(Task prompt) Copy the data precisely, keeping every character.

Stored data:
►
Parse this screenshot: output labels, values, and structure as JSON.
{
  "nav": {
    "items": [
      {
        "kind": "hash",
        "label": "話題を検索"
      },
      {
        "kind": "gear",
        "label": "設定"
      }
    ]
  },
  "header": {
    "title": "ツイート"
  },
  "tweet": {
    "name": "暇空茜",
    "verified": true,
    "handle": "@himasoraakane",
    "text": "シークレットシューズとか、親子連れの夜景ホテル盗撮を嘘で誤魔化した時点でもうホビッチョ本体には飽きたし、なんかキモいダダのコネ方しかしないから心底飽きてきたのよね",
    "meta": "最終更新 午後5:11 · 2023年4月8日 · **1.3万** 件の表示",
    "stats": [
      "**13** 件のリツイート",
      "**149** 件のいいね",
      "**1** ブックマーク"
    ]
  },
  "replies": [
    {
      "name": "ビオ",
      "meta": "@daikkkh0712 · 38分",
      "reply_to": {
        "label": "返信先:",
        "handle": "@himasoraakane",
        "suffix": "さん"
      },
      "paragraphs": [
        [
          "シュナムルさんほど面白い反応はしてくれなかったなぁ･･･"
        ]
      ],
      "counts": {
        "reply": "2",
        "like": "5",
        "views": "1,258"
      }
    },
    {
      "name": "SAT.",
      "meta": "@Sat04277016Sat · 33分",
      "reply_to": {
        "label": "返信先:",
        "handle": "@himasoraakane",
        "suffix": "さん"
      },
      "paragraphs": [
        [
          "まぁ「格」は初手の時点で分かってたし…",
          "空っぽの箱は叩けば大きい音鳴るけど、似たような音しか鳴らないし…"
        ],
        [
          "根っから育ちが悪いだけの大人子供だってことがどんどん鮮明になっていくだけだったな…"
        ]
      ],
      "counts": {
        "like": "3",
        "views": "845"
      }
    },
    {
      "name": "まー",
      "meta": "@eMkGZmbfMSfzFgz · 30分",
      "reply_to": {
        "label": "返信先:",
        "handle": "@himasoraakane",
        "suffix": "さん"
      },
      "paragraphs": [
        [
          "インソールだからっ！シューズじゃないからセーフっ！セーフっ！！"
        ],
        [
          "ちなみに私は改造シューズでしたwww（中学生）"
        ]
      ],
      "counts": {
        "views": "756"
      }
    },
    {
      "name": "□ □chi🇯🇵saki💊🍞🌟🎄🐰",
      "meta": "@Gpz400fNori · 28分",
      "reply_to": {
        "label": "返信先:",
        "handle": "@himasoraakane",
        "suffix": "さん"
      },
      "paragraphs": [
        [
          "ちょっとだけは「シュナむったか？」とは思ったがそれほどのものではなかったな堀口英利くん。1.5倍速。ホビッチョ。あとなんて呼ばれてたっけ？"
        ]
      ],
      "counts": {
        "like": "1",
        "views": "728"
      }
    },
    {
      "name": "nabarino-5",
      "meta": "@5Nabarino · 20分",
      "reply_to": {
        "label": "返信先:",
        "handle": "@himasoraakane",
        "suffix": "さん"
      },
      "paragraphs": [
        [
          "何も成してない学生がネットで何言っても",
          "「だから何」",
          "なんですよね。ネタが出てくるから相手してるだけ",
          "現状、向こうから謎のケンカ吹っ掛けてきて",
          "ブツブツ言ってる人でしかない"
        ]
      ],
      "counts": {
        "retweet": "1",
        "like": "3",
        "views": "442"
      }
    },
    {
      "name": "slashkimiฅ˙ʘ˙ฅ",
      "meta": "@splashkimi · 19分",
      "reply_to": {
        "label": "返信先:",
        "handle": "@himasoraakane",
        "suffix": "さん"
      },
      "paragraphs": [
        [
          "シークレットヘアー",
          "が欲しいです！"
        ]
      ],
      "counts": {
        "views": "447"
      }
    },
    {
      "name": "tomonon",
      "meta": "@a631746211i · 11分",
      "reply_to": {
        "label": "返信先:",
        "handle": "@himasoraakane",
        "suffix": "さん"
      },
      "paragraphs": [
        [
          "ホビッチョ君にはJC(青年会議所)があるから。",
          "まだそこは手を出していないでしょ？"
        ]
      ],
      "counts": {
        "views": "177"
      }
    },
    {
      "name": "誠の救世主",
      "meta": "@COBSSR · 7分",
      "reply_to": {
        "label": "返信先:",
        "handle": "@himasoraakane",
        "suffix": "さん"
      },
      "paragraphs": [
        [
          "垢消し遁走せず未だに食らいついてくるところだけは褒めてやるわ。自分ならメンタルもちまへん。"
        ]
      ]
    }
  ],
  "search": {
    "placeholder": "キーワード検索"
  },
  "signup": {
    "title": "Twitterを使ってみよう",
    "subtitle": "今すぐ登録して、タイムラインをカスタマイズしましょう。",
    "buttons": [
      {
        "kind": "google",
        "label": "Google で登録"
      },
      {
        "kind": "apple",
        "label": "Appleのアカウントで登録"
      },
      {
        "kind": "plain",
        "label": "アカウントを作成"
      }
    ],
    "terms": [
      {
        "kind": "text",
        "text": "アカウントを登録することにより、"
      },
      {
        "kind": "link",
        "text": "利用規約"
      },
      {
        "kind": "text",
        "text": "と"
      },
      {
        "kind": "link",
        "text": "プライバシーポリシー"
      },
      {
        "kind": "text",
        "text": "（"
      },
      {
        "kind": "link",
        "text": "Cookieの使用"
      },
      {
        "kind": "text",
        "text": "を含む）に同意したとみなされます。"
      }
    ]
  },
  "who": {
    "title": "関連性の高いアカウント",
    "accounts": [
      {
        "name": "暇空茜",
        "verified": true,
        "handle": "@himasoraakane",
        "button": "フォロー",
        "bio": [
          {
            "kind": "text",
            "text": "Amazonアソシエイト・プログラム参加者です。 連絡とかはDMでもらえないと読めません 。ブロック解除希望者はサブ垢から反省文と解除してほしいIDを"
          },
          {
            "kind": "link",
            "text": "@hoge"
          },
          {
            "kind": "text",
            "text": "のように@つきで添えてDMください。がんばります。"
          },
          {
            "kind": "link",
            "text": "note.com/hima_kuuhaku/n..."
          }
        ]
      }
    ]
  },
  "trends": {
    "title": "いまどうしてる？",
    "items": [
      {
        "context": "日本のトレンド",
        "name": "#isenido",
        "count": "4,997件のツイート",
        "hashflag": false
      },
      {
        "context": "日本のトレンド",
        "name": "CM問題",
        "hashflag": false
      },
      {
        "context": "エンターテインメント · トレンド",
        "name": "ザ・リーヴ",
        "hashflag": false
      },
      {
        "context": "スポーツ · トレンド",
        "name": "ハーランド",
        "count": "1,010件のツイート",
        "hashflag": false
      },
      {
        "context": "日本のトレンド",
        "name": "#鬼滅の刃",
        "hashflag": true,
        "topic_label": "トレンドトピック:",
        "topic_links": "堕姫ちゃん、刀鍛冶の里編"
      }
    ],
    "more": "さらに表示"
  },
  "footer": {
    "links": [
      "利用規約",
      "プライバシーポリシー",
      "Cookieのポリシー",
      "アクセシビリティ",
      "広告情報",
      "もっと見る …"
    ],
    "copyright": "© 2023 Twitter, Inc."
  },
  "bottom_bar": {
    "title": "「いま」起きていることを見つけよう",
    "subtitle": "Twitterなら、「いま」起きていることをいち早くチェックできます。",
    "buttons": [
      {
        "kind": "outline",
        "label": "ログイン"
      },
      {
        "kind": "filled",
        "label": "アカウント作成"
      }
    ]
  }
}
◄
(Response for this exercise)
Parse this screenshot: output labels, values, and structure as JSON.
{
  "nav": {
    "items": [
      {
        "kind": "hash",
        "label": "話題を検索"
      },
      {
        "kind": "gear",
        "label": "設定"
      }
    ]
  },
  "header": {
    "title": "ツイート"
  },
  "tweet": {
    "name": "暇空茜",
    "verified": true,
    "handle": "@himasoraakane",
    "text": "シークレットシューズとか、親子連れの夜景ホテル盗撮を嘘で誤魔化した時点でもうホビッチョ本体には飽きたし、なんかキモいダダのコネ方しかしないから心底飽きてきたのよね",
    "meta": "最終更新 午後5:11 · 2023年4月8日 · **1.3万** 件の表示",
    "stats": [
      "**13** 件のリツイート",
      "**149** 件のいいね",
      "**1** ブックマーク"
    ]
  },
  "replies": [
    {
      "name": "ビオ",
      "meta": "@daikkkh0712 · 38分",
      "reply_to": {
        "label": "返信先:",
        "handle": "@himasoraakane",
        "suffix": "さん"
      },
      "paragraphs": [
        [
          "シュナムルさんほど面白い反応はしてくれなかったなぁ･･･"
        ]
      ],
      "counts": {
        "reply": "2",
        "like": "5",
        "views": "1,258"
      }
    },
    {
      "name": "SAT.",
      "meta": "@Sat04277016Sat · 33分",
      "reply_to": {
        "label": "返信先:",
        "handle": "@himasoraakane",
        "suffix": "さん"
      },
      "paragraphs": [
        [
          "まぁ「格」は初手の時点で分かってたし…",
          "空っぽの箱は叩けば大きい音鳴るけど、似たような音しか鳴らないし…"
        ],
        [
          "根っから育ちが悪いだけの大人子供だってことがどんどん鮮明になっていくだけだったな…"
        ]
      ],
      "counts": {
        "like": "3",
        "views": "845"
      }
    },
    {
      "name": "まー",
      "meta": "@eMkGZmbfMSfzFgz · 30分",
      "reply_to": {
        "label": "返信先:",
        "handle": "@himasoraakane",
        "suffix": "さん"
      },
      "paragraphs": [
        [
          "インソールだからっ！シューズじゃないからセーフっ！セーフっ！！"
        ],
        [
          "ちなみに私は改造シューズでしたwww（中学生）"
        ]
      ],
      "counts": {
        "views": "756"
      }
    },
    {
      "name": "□ □chi🇯🇵saki💊🍞🌟🎄🐰",
      "meta": "@Gpz400fNori · 28分",
      "reply_to": {
        "label": "返信先:",
        "handle": "@himasoraakane",
        "suffix": "さん"
      },
      "paragraphs": [
        [
          "ちょっとだけは「シュナむったか？」とは思ったがそれほどのものではなかったな堀口英利くん。1.5倍速。ホビッチョ。あとなんて呼ばれてたっけ？"
        ]
      ],
      "counts": {
        "like": "1",
        "views": "728"
      }
    },
    {
      "name": "nabarino-5",
      "meta": "@5Nabarino · 20分",
      "reply_to": {
        "label": "返信先:",
        "handle": "@himasoraakane",
        "suffix": "さん"
      },
      "paragraphs": [
        [
          "何も成してない学生がネットで何言っても",
          "「だから何」",
          "なんですよね。ネタが出てくるから相手してるだけ",
          "現状、向こうから謎のケンカ吹っ掛けてきて",
          "ブツブツ言ってる人でしかない"
        ]
      ],
      "counts": {
        "retweet": "1",
        "like": "3",
        "views": "442"
      }
    },
    {
      "name": "slashkimiฅ˙ʘ˙ฅ",
      "meta": "@splashkimi · 19分",
      "reply_to": {
        "label": "返信先:",
        "handle": "@himasoraakane",
        "suffix": "さん"
      },
      "paragraphs": [
        [
          "シークレットヘアー",
          "が欲しいです！"
        ]
      ],
      "counts": {
        "views": "447"
      }
    },
    {
      "name": "tomonon",
      "meta": "@a631746211i · 11分",
      "reply_to": {
        "label": "返信先:",
        "handle": "@himasoraakane",
        "suffix": "さん"
      },
      "paragraphs": [
        [
          "ホビッチョ君にはJC(青年会議所)があるから。",
          "まだそこは手を出していないでしょ？"
        ]
      ],
      "counts": {
        "views": "177"
      }
    },
    {
      "name": "誠の救世主",
      "meta": "@COBSSR · 7分",
      "reply_to": {
        "label": "返信先:",
        "handle": "@himasoraakane",
        "suffix": "さん"
      },
      "paragraphs": [
        [
          "垢消し遁走せず未だに食らいついてくるところだけは褒めてやるわ。自分ならメンタルもちまへん。"
        ]
      ]
    }
  ],
  "search": {
    "placeholder": "キーワード検索"
  },
  "signup": {
    "title": "Twitterを使ってみよう",
    "subtitle": "今すぐ登録して、タイムラインをカスタマイズしましょう。",
    "buttons": [
      {
        "kind": "google",
        "label": "Google で登録"
      },
      {
        "kind": "apple",
        "label": "Appleのアカウントで登録"
      },
      {
        "kind": "plain",
        "label": "アカウントを作成"
      }
    ],
    "terms": [
      {
        "kind": "text",
        "text": "アカウントを登録することにより、"
      },
      {
        "kind": "link",
        "text": "利用規約"
      },
      {
        "kind": "text",
        "text": "と"
      },
      {
        "kind": "link",
        "text": "プライバシーポリシー"
      },
      {
        "kind": "text",
        "text": "（"
      },
      {
        "kind": "link",
        "text": "Cookieの使用"
      },
      {
        "kind": "text",
        "text": "を含む）に同意したとみなされます。"
      }
    ]
  },
  "who": {
    "title": "関連性の高いアカウント",
    "accounts": [
      {
        "name": "暇空茜",
        "verified": true,
        "handle": "@himasoraakane",
        "button": "フォロー",
        "bio": [
          {
            "kind": "text",
            "text": "Amazonアソシエイト・プログラム参加者です。 連絡とかはDMでもらえないと読めません 。ブロック解除希望者はサブ垢から反省文と解除してほしいIDを"
          },
          {
            "kind": "link",
            "text": "@hoge"
          },
          {
            "kind": "text",
            "text": "のように@つきで添えてDMください。がんばります。"
          },
          {
            "kind": "link",
            "text": "note.com/hima_kuuhaku/n..."
          }
        ]
      }
    ]
  },
  "trends": {
    "title": "いまどうしてる？",
    "items": [
      {
        "context": "日本のトレンド",
        "name": "#isenido",
        "count": "4,997件のツイート",
        "hashflag": false
      },
      {
        "context": "日本のトレンド",
        "name": "CM問題",
        "hashflag": false
      },
      {
        "context": "エンターテインメント · トレンド",
        "name": "ザ・リーヴ",
        "hashflag": false
      },
      {
        "context": "スポーツ · トレンド",
        "name": "ハーランド",
        "count": "1,010件のツイート",
        "hashflag": false
      },
      {
        "context": "日本のトレンド",
        "name": "#鬼滅の刃",
        "hashflag": true,
        "topic_label": "トレンドトピック:",
        "topic_links": "堕姫ちゃん、刀鍛冶の里編"
      }
    ],
    "more": "さらに表示"
  },
  "footer": {
    "links": [
      "利用規約",
      "プライバシーポリシー",
      "Cookieのポリシー",
      "アクセシビリティ",
      "広告情報",
      "もっと見る …"
    ],
    "copyright": "© 2023 Twitter, Inc."
  },
  "bottom_bar": {
    "title": "「いま」起きていることを見つけよう",
    "subtitle": "Twitterなら、「いま」起きていることをいち早くチェックできます。",
    "buttons": [
      {
        "kind": "outline",
        "label": "ログイン"
      },
      {
        "kind": "filled",
        "label": "アカウント作成"
      }
    ]
  }
}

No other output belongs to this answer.